• [Task to carry out]: Copy everything in the listing below word for word, apart from any images.

---------- Data listing ----------

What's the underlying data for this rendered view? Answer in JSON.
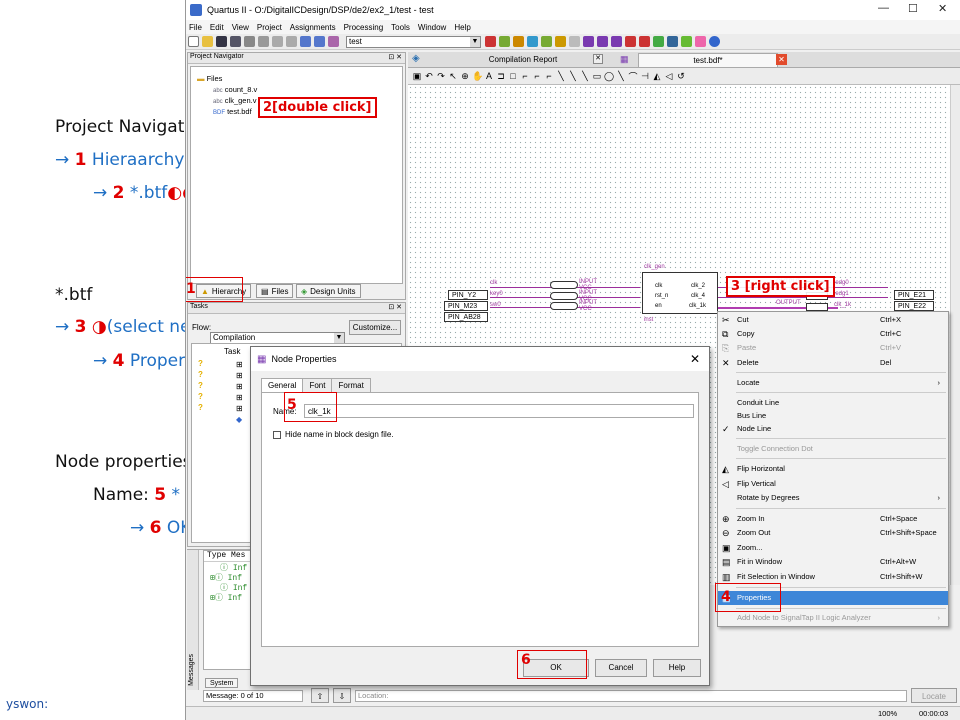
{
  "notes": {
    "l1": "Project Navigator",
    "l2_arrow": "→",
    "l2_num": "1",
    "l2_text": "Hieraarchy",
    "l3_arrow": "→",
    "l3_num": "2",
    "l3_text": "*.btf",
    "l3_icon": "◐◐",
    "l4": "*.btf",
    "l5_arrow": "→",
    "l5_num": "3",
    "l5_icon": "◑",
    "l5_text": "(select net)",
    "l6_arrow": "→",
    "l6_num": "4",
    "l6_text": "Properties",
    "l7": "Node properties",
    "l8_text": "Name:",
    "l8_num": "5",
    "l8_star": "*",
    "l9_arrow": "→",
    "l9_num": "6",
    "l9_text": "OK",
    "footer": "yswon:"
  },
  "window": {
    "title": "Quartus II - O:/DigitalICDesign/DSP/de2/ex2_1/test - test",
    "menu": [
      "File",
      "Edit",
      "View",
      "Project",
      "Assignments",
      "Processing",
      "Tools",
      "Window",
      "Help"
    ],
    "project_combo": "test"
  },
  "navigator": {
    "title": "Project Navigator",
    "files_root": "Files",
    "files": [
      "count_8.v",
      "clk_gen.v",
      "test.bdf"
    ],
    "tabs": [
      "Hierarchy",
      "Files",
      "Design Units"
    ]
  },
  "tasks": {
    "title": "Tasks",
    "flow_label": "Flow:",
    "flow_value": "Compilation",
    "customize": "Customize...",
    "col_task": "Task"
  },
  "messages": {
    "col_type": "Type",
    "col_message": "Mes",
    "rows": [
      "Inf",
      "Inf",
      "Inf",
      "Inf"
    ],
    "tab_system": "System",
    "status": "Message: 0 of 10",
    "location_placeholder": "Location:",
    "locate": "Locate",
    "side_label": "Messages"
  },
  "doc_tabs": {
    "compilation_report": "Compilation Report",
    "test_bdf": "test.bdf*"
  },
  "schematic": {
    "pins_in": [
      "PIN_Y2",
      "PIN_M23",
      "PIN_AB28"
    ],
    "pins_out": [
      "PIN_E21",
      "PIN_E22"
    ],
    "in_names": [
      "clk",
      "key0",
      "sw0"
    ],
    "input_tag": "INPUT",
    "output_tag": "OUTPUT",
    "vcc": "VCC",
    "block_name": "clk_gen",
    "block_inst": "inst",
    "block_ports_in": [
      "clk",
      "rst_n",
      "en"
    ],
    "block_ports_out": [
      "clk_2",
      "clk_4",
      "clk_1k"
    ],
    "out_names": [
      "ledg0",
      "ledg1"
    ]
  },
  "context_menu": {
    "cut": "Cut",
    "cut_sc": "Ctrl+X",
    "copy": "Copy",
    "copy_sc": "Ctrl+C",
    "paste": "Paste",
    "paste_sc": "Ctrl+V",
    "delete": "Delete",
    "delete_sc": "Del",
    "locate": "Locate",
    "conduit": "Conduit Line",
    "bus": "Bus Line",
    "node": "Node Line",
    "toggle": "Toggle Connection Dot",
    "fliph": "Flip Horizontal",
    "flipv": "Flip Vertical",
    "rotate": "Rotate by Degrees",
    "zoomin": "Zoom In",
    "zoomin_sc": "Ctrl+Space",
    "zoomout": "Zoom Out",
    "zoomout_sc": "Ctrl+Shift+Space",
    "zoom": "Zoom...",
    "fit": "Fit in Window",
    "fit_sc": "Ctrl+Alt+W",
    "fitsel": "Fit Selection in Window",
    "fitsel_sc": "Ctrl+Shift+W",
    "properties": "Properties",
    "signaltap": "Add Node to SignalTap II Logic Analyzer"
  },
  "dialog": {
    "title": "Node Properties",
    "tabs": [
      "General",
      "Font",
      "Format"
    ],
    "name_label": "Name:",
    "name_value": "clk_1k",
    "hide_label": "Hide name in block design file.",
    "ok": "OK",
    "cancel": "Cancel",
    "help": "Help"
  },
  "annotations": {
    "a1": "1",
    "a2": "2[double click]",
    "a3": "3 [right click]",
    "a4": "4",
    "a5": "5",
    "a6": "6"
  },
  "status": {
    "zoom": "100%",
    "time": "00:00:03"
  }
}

----------

• [Expected answer]:
What's the underlying data for this rendered view? Answer in JSON.
{
  "notes": {
    "l1": "Project Navigator",
    "l2_arrow": "→",
    "l2_num": "1",
    "l2_text": "Hieraarchy",
    "l3_arrow": "→",
    "l3_num": "2",
    "l3_text": "*.btf",
    "l3_icon": "◐◐",
    "l4": "*.btf",
    "l5_arrow": "→",
    "l5_num": "3",
    "l5_icon": "◑",
    "l5_text": "(select net)",
    "l6_arrow": "→",
    "l6_num": "4",
    "l6_text": "Properties",
    "l7": "Node properties",
    "l8_text": "Name:",
    "l8_num": "5",
    "l8_star": "*",
    "l9_arrow": "→",
    "l9_num": "6",
    "l9_text": "OK",
    "footer": "yswon:"
  },
  "window": {
    "title": "Quartus II - O:/DigitalICDesign/DSP/de2/ex2_1/test - test",
    "menu": [
      "File",
      "Edit",
      "View",
      "Project",
      "Assignments",
      "Processing",
      "Tools",
      "Window",
      "Help"
    ],
    "project_combo": "test"
  },
  "navigator": {
    "title": "Project Navigator",
    "files_root": "Files",
    "files": [
      "count_8.v",
      "clk_gen.v",
      "test.bdf"
    ],
    "tabs": [
      "Hierarchy",
      "Files",
      "Design Units"
    ]
  },
  "tasks": {
    "title": "Tasks",
    "flow_label": "Flow:",
    "flow_value": "Compilation",
    "customize": "Customize...",
    "col_task": "Task"
  },
  "messages": {
    "col_type": "Type",
    "col_message": "Mes",
    "rows": [
      "Inf",
      "Inf",
      "Inf",
      "Inf"
    ],
    "tab_system": "System",
    "status": "Message: 0 of 10",
    "location_placeholder": "Location:",
    "locate": "Locate",
    "side_label": "Messages"
  },
  "doc_tabs": {
    "compilation_report": "Compilation Report",
    "test_bdf": "test.bdf*"
  },
  "schematic": {
    "pins_in": [
      "PIN_Y2",
      "PIN_M23",
      "PIN_AB28"
    ],
    "pins_out": [
      "PIN_E21",
      "PIN_E22"
    ],
    "in_names": [
      "clk",
      "key0",
      "sw0"
    ],
    "input_tag": "INPUT",
    "output_tag": "OUTPUT",
    "vcc": "VCC",
    "block_name": "clk_gen",
    "block_inst": "inst",
    "block_ports_in": [
      "clk",
      "rst_n",
      "en"
    ],
    "block_ports_out": [
      "clk_2",
      "clk_4",
      "clk_1k"
    ],
    "out_names": [
      "ledg0",
      "ledg1"
    ]
  },
  "context_menu": {
    "cut": "Cut",
    "cut_sc": "Ctrl+X",
    "copy": "Copy",
    "copy_sc": "Ctrl+C",
    "paste": "Paste",
    "paste_sc": "Ctrl+V",
    "delete": "Delete",
    "delete_sc": "Del",
    "locate": "Locate",
    "conduit": "Conduit Line",
    "bus": "Bus Line",
    "node": "Node Line",
    "toggle": "Toggle Connection Dot",
    "fliph": "Flip Horizontal",
    "flipv": "Flip Vertical",
    "rotate": "Rotate by Degrees",
    "zoomin": "Zoom In",
    "zoomin_sc": "Ctrl+Space",
    "zoomout": "Zoom Out",
    "zoomout_sc": "Ctrl+Shift+Space",
    "zoom": "Zoom...",
    "fit": "Fit in Window",
    "fit_sc": "Ctrl+Alt+W",
    "fitsel": "Fit Selection in Window",
    "fitsel_sc": "Ctrl+Shift+W",
    "properties": "Properties",
    "signaltap": "Add Node to SignalTap II Logic Analyzer"
  },
  "dialog": {
    "title": "Node Properties",
    "tabs": [
      "General",
      "Font",
      "Format"
    ],
    "name_label": "Name:",
    "name_value": "clk_1k",
    "hide_label": "Hide name in block design file.",
    "ok": "OK",
    "cancel": "Cancel",
    "help": "Help"
  },
  "annotations": {
    "a1": "1",
    "a2": "2[double click]",
    "a3": "3 [right click]",
    "a4": "4",
    "a5": "5",
    "a6": "6"
  },
  "status": {
    "zoom": "100%",
    "time": "00:00:03"
  }
}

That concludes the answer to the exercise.